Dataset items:
╔══

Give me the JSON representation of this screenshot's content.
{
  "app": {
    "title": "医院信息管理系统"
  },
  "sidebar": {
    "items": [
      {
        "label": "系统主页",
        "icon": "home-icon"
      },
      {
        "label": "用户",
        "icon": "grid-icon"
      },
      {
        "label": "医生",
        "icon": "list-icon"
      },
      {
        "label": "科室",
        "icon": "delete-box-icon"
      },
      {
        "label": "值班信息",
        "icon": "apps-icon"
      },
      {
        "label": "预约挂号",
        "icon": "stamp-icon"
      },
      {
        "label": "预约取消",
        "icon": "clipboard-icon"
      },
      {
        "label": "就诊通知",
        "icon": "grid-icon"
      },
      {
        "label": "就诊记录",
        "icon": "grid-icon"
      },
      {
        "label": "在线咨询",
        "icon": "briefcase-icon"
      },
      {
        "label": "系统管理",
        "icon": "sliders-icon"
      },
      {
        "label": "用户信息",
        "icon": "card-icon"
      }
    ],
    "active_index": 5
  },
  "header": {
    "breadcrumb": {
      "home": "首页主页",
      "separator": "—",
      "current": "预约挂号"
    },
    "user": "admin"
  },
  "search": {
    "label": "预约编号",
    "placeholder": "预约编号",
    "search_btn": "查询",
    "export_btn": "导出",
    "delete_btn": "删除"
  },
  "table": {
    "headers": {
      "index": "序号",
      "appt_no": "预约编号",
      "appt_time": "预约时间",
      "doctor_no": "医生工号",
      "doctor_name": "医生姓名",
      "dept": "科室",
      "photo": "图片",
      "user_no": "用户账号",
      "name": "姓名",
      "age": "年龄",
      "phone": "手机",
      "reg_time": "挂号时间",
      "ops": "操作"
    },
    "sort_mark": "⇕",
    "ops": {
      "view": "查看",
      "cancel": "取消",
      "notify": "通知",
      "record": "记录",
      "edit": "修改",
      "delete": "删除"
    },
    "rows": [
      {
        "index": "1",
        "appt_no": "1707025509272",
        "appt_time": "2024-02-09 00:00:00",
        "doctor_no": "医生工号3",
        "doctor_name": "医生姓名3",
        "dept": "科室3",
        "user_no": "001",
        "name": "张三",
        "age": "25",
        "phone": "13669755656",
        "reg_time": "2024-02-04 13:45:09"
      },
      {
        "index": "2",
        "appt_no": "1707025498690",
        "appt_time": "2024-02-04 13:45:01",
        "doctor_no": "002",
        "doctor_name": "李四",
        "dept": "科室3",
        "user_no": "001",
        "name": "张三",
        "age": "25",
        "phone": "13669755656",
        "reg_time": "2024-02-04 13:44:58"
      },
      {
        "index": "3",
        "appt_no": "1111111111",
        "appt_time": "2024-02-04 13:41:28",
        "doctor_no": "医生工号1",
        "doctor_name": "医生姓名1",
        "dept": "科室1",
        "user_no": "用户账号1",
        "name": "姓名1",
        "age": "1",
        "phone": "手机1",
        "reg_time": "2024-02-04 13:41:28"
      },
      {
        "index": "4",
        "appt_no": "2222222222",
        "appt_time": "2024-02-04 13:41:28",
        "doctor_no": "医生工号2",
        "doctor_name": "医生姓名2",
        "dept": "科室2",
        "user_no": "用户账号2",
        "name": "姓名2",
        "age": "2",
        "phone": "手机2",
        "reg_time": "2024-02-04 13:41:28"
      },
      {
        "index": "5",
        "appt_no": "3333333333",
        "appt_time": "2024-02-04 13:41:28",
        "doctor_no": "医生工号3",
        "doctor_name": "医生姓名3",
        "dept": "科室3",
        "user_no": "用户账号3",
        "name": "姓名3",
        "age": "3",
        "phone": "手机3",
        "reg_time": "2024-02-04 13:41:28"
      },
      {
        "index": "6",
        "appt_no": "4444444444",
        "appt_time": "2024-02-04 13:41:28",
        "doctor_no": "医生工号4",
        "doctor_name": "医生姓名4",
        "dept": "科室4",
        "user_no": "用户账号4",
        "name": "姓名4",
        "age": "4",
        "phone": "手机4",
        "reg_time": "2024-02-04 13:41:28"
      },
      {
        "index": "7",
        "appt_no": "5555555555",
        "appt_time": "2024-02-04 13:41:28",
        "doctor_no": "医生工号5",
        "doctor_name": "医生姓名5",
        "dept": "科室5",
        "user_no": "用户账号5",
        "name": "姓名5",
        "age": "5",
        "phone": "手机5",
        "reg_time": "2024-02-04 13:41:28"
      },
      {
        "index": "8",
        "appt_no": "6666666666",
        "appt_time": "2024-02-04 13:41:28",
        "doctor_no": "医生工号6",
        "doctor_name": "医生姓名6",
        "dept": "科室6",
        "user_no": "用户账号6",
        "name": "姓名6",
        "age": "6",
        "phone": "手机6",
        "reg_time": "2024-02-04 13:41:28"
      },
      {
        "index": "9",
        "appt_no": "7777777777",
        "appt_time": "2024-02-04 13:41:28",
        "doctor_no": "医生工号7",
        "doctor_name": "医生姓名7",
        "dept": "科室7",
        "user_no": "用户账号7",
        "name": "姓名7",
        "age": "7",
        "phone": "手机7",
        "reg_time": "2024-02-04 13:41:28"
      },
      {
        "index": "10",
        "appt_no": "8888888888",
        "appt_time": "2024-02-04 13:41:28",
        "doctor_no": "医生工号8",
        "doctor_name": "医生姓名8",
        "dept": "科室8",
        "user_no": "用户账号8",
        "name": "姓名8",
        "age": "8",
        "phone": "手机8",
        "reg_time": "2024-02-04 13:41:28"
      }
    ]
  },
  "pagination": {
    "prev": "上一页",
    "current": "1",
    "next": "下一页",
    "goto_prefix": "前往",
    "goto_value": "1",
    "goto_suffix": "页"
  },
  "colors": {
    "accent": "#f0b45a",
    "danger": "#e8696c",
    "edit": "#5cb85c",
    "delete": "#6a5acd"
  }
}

╚══

Required work:
Every record above should be output exactly.

Result:
Give me the JSON representation of this screenshot's content.
{
  "app": {
    "title": "医院信息管理系统"
  },
  "sidebar": {
    "items": [
      {
        "label": "系统主页",
        "icon": "home-icon"
      },
      {
        "label": "用户",
        "icon": "grid-icon"
      },
      {
        "label": "医生",
        "icon": "list-icon"
      },
      {
        "label": "科室",
        "icon": "delete-box-icon"
      },
      {
        "label": "值班信息",
        "icon": "apps-icon"
      },
      {
        "label": "预约挂号",
        "icon": "stamp-icon"
      },
      {
        "label": "预约取消",
        "icon": "clipboard-icon"
      },
      {
        "label": "就诊通知",
        "icon": "grid-icon"
      },
      {
        "label": "就诊记录",
        "icon": "grid-icon"
      },
      {
        "label": "在线咨询",
        "icon": "briefcase-icon"
      },
      {
        "label": "系统管理",
        "icon": "sliders-icon"
      },
      {
        "label": "用户信息",
        "icon": "card-icon"
      }
    ],
    "active_index": 5
  },
  "header": {
    "breadcrumb": {
      "home": "首页主页",
      "separator": "—",
      "current": "预约挂号"
    },
    "user": "admin"
  },
  "search": {
    "label": "预约编号",
    "placeholder": "预约编号",
    "search_btn": "查询",
    "export_btn": "导出",
    "delete_btn": "删除"
  },
  "table": {
    "headers": {
      "index": "序号",
      "appt_no": "预约编号",
      "appt_time": "预约时间",
      "doctor_no": "医生工号",
      "doctor_name": "医生姓名",
      "dept": "科室",
      "photo": "图片",
      "user_no": "用户账号",
      "name": "姓名",
      "age": "年龄",
      "phone": "手机",
      "reg_time": "挂号时间",
      "ops": "操作"
    },
    "sort_mark": "⇕",
    "ops": {
      "view": "查看",
      "cancel": "取消",
      "notify": "通知",
      "record": "记录",
      "edit": "修改",
      "delete": "删除"
    },
    "rows": [
      {
        "index": "1",
        "appt_no": "1707025509272",
        "appt_time": "2024-02-09 00:00:00",
        "doctor_no": "医生工号3",
        "doctor_name": "医生姓名3",
        "dept": "科室3",
        "user_no": "001",
        "name": "张三",
        "age": "25",
        "phone": "13669755656",
        "reg_time": "2024-02-04 13:45:09"
      },
      {
        "index": "2",
        "appt_no": "1707025498690",
        "appt_time": "2024-02-04 13:45:01",
        "doctor_no": "002",
        "doctor_name": "李四",
        "dept": "科室3",
        "user_no": "001",
        "name": "张三",
        "age": "25",
        "phone": "13669755656",
        "reg_time": "2024-02-04 13:44:58"
      },
      {
        "index": "3",
        "appt_no": "1111111111",
        "appt_time": "2024-02-04 13:41:28",
        "doctor_no": "医生工号1",
        "doctor_name": "医生姓名1",
        "dept": "科室1",
        "user_no": "用户账号1",
        "name": "姓名1",
        "age": "1",
        "phone": "手机1",
        "reg_time": "2024-02-04 13:41:28"
      },
      {
        "index": "4",
        "appt_no": "2222222222",
        "appt_time": "2024-02-04 13:41:28",
        "doctor_no": "医生工号2",
        "doctor_name": "医生姓名2",
        "dept": "科室2",
        "user_no": "用户账号2",
        "name": "姓名2",
        "age": "2",
        "phone": "手机2",
        "reg_time": "2024-02-04 13:41:28"
      },
      {
        "index": "5",
        "appt_no": "3333333333",
        "appt_time": "2024-02-04 13:41:28",
        "doctor_no": "医生工号3",
        "doctor_name": "医生姓名3",
        "dept": "科室3",
        "user_no": "用户账号3",
        "name": "姓名3",
        "age": "3",
        "phone": "手机3",
        "reg_time": "2024-02-04 13:41:28"
      },
      {
        "index": "6",
        "appt_no": "4444444444",
        "appt_time": "2024-02-04 13:41:28",
        "doctor_no": "医生工号4",
        "doctor_name": "医生姓名4",
        "dept": "科室4",
        "user_no": "用户账号4",
        "name": "姓名4",
        "age": "4",
        "phone": "手机4",
        "reg_time": "2024-02-04 13:41:28"
      },
      {
        "index": "7",
        "appt_no": "5555555555",
        "appt_time": "2024-02-04 13:41:28",
        "doctor_no": "医生工号5",
        "doctor_name": "医生姓名5",
        "dept": "科室5",
        "user_no": "用户账号5",
        "name": "姓名5",
        "age": "5",
        "phone": "手机5",
        "reg_time": "2024-02-04 13:41:28"
      },
      {
        "index": "8",
        "appt_no": "6666666666",
        "appt_time": "2024-02-04 13:41:28",
        "doctor_no": "医生工号6",
        "doctor_name": "医生姓名6",
        "dept": "科室6",
        "user_no": "用户账号6",
        "name": "姓名6",
        "age": "6",
        "phone": "手机6",
        "reg_time": "2024-02-04 13:41:28"
      },
      {
        "index": "9",
        "appt_no": "7777777777",
        "appt_time": "2024-02-04 13:41:28",
        "doctor_no": "医生工号7",
        "doctor_name": "医生姓名7",
        "dept": "科室7",
        "user_no": "用户账号7",
        "name": "姓名7",
        "age": "7",
        "phone": "手机7",
        "reg_time": "2024-02-04 13:41:28"
      },
      {
        "index": "10",
        "appt_no": "8888888888",
        "appt_time": "2024-02-04 13:41:28",
        "doctor_no": "医生工号8",
        "doctor_name": "医生姓名8",
        "dept": "科室8",
        "user_no": "用户账号8",
        "name": "姓名8",
        "age": "8",
        "phone": "手机8",
        "reg_time": "2024-02-04 13:41:28"
      }
    ]
  },
  "pagination": {
    "prev": "上一页",
    "current": "1",
    "next": "下一页",
    "goto_prefix": "前往",
    "goto_value": "1",
    "goto_suffix": "页"
  },
  "colors": {
    "accent": "#f0b45a",
    "danger": "#e8696c",
    "edit": "#5cb85c",
    "delete": "#6a5acd"
  }
}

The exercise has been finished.